--- BEGIN DATA SHOWN ---

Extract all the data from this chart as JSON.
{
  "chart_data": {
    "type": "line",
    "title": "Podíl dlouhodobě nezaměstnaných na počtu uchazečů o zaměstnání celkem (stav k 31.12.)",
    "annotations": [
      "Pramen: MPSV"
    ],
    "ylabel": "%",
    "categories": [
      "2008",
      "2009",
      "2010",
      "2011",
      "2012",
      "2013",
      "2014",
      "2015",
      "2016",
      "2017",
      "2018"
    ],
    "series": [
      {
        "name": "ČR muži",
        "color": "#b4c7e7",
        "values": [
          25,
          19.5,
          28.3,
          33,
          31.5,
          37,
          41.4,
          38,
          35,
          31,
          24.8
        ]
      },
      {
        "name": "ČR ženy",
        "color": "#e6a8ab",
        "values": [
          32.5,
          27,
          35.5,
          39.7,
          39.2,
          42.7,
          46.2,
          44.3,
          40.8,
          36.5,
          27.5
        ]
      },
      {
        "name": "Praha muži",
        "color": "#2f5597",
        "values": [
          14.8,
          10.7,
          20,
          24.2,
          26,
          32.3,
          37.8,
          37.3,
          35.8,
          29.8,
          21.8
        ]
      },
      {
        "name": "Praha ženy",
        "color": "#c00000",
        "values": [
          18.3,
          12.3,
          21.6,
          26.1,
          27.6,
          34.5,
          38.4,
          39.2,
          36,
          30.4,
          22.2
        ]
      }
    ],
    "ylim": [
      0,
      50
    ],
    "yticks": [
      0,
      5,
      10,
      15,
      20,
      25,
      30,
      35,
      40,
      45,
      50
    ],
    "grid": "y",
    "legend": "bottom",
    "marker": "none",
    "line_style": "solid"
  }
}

--- END DATA SHOWN ---
--- BEGIN DATA SHOWN ---

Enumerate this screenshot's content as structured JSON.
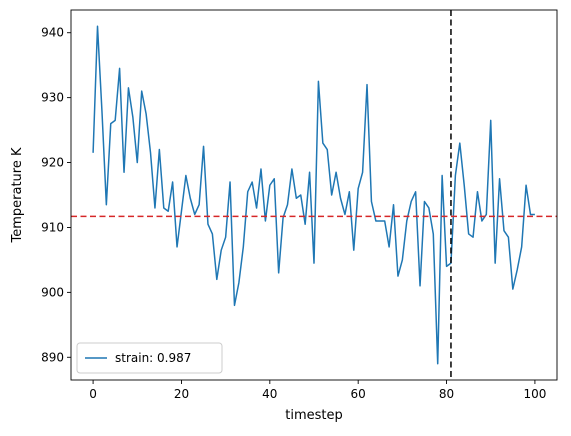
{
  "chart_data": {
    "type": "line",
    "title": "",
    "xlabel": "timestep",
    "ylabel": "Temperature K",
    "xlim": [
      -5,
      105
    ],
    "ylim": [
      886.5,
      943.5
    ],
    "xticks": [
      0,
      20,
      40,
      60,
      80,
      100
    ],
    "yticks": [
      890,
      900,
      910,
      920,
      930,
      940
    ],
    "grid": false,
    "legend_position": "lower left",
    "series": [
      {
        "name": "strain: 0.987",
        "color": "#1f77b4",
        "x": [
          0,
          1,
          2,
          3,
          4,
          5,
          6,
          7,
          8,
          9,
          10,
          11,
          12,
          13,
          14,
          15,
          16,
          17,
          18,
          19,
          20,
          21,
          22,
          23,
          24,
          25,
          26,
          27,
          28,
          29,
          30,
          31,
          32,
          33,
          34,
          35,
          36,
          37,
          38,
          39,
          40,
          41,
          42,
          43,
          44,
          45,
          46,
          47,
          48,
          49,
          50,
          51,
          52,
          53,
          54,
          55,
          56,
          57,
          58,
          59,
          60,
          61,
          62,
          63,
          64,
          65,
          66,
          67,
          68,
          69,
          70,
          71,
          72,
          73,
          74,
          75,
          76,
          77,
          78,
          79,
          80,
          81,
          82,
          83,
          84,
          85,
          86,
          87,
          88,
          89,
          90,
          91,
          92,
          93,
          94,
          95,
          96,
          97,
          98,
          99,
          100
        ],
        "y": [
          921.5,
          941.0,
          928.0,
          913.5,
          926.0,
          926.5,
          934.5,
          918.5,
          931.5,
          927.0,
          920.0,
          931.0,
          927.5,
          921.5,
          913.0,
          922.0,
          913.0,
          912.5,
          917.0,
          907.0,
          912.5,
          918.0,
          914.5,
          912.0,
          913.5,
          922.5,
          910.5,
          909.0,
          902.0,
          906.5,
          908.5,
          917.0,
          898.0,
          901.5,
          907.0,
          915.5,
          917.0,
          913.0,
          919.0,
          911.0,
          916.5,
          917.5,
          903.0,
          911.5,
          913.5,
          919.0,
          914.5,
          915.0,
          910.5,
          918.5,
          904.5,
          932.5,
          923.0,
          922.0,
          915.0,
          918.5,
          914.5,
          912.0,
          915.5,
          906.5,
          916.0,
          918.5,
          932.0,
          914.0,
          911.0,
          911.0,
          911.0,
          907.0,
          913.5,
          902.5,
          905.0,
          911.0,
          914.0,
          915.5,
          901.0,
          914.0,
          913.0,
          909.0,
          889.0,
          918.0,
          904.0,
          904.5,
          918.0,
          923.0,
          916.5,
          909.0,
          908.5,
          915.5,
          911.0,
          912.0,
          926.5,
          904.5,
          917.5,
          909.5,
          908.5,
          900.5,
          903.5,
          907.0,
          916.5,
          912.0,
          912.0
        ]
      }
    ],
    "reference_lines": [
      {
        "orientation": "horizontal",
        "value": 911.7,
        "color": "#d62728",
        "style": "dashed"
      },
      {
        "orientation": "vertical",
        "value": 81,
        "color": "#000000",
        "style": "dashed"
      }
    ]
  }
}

--- END DATA SHOWN ---

EXERCISE: Point out every line holding the string "name" and copy it.

TASK ANSWER:
        "name": "ČR muži",
        "name": "ČR ženy",
        "name": "Praha muži",
        "name": "Praha ženy",
        "name": "strain: 0.987",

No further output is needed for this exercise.